━━━━━ Available records
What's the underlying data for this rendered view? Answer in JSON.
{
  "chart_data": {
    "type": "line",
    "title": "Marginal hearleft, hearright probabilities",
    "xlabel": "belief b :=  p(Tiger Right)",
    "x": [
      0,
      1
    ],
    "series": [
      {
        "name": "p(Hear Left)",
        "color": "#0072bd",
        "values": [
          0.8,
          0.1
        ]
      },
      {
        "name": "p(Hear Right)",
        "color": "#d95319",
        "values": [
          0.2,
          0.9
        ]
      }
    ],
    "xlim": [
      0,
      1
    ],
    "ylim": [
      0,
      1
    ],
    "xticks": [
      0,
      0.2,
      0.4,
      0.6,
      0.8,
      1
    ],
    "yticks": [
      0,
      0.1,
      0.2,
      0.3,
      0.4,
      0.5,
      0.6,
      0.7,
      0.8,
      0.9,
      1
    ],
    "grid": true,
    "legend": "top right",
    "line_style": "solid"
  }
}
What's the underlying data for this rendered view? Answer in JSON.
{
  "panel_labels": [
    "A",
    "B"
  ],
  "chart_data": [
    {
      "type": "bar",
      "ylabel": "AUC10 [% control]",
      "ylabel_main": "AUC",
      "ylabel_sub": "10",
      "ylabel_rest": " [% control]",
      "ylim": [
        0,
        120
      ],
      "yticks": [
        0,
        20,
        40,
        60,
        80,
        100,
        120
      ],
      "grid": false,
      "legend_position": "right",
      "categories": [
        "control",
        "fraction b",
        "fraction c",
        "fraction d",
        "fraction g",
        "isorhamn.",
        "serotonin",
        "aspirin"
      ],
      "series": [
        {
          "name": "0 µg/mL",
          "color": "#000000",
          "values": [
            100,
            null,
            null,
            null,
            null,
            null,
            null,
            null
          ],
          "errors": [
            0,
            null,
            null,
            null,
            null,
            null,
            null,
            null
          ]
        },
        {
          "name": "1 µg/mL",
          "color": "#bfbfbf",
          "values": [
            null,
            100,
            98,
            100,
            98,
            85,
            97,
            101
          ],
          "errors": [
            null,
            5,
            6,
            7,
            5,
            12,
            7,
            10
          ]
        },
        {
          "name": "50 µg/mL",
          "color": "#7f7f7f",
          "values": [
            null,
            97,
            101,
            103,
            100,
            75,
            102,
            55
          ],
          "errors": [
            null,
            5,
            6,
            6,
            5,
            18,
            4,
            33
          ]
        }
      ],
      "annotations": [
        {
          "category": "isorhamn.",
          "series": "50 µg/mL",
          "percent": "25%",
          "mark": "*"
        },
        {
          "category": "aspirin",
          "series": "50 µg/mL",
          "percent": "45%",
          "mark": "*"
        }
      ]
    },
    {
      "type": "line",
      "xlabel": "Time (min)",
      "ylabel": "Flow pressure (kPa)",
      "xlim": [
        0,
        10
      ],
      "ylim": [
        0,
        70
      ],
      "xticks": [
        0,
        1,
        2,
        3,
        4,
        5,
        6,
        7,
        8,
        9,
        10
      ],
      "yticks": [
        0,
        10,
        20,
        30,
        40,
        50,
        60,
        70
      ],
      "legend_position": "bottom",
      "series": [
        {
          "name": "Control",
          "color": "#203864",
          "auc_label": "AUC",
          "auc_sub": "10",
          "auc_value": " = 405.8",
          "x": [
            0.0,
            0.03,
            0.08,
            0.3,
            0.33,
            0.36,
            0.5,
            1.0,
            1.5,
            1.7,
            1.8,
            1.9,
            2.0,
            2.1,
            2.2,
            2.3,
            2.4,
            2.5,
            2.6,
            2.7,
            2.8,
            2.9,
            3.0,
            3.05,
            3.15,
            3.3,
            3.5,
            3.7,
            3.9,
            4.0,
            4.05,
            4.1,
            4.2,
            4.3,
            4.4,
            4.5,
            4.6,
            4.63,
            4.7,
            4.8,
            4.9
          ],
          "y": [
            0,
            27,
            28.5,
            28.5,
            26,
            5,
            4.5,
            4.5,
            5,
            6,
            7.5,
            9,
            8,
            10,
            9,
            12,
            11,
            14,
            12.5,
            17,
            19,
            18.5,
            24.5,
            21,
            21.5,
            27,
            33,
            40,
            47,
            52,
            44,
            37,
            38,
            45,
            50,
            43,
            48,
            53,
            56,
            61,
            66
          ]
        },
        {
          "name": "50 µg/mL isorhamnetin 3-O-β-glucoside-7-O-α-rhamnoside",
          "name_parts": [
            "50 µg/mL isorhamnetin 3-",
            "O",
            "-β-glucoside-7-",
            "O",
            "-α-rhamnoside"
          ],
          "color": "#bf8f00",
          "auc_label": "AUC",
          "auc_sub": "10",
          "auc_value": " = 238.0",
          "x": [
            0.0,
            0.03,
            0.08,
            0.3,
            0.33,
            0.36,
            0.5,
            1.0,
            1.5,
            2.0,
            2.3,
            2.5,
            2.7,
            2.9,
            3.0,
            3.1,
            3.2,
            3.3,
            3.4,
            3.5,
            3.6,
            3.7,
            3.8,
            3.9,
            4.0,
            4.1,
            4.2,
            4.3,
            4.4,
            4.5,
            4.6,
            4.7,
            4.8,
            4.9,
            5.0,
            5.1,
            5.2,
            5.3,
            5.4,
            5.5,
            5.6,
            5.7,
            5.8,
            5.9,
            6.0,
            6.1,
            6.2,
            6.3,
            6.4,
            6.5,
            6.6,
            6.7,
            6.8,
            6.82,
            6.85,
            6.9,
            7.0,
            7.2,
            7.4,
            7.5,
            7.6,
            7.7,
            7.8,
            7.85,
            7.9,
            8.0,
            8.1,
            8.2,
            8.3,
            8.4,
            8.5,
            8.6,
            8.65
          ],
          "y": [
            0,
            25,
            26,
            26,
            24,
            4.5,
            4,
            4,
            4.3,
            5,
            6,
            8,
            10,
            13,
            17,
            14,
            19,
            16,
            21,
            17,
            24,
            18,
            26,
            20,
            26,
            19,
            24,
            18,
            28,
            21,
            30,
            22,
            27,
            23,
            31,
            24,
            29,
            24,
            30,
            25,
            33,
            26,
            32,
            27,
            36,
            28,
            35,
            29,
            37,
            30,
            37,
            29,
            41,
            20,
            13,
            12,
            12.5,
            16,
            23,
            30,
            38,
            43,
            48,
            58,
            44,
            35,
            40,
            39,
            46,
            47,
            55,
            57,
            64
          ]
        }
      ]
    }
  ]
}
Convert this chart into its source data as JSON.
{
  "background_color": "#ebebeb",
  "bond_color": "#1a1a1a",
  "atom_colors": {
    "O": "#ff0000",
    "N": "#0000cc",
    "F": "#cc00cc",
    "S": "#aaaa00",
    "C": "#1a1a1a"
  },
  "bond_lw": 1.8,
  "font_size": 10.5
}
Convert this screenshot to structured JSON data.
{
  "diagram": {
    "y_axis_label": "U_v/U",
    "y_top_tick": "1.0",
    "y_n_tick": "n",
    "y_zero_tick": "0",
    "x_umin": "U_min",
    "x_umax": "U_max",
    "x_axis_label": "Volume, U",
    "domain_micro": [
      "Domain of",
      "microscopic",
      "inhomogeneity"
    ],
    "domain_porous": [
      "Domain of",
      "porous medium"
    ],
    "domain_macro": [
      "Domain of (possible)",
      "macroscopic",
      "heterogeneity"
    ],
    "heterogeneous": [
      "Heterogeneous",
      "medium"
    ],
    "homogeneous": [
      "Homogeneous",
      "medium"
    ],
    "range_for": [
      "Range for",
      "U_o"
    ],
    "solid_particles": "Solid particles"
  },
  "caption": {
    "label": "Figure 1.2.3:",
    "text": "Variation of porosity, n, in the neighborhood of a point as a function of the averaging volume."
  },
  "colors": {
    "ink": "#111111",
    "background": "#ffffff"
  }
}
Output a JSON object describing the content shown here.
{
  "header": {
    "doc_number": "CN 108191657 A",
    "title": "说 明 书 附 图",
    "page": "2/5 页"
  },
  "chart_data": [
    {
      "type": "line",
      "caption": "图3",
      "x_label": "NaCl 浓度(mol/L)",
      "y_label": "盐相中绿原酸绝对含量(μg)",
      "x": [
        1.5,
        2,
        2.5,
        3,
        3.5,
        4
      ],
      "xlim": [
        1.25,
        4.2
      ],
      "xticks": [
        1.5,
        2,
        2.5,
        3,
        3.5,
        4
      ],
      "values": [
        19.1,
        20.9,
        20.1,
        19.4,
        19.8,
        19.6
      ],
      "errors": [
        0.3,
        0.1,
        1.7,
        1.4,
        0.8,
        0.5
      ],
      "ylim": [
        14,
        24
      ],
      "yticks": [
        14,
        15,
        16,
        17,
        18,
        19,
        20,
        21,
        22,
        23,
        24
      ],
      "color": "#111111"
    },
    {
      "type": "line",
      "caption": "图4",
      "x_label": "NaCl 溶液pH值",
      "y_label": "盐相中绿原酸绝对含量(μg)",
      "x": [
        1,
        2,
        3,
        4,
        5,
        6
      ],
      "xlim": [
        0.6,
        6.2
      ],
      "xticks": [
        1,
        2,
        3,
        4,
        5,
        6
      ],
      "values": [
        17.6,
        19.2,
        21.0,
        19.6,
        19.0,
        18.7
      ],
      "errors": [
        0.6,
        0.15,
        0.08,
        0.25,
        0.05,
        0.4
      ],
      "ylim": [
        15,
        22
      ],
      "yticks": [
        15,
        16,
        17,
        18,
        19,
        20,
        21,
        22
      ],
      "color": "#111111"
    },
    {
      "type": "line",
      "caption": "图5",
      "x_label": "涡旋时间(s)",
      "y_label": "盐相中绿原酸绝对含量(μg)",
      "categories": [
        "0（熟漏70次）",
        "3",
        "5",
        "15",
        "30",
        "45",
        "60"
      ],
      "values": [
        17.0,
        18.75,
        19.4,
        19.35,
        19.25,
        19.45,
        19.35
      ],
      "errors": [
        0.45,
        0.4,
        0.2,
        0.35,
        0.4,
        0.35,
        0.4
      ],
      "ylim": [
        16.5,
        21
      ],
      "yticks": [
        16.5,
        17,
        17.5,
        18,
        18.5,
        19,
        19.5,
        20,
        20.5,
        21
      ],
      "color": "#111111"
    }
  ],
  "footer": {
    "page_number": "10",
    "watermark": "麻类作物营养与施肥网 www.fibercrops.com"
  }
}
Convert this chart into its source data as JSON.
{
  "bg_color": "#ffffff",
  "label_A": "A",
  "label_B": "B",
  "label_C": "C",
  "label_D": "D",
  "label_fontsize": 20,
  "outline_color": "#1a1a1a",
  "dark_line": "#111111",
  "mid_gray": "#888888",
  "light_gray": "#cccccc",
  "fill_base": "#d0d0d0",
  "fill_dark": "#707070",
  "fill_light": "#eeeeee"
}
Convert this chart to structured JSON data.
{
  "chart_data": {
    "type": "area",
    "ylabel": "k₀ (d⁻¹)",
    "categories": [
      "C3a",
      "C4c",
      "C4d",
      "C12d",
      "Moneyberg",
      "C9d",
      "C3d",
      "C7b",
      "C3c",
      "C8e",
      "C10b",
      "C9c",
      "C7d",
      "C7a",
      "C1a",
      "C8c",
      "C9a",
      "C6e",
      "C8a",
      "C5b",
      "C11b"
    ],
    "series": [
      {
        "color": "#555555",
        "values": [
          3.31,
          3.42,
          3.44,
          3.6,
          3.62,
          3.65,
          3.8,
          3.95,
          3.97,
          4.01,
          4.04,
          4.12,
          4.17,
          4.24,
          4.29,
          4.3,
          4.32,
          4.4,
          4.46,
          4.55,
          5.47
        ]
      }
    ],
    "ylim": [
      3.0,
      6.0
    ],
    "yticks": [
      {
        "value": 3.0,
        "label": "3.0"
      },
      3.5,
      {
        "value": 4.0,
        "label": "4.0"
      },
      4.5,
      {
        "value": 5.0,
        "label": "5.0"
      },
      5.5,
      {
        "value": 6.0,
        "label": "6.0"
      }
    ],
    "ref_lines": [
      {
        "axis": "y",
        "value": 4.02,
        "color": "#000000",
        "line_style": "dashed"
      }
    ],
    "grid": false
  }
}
━━━━━━━━━━
Look through the material and copy each line that has "JSON".

**Full response:**
What's the underlying data for this rendered view? Answer in JSON.
What's the underlying data for this rendered view? Answer in JSON.
Convert this chart into its source data as JSON.
Convert this screenshot to structured JSON data.
Output a JSON object describing the content shown here.
Convert this chart into its source data as JSON.
Convert this chart to structured JSON data.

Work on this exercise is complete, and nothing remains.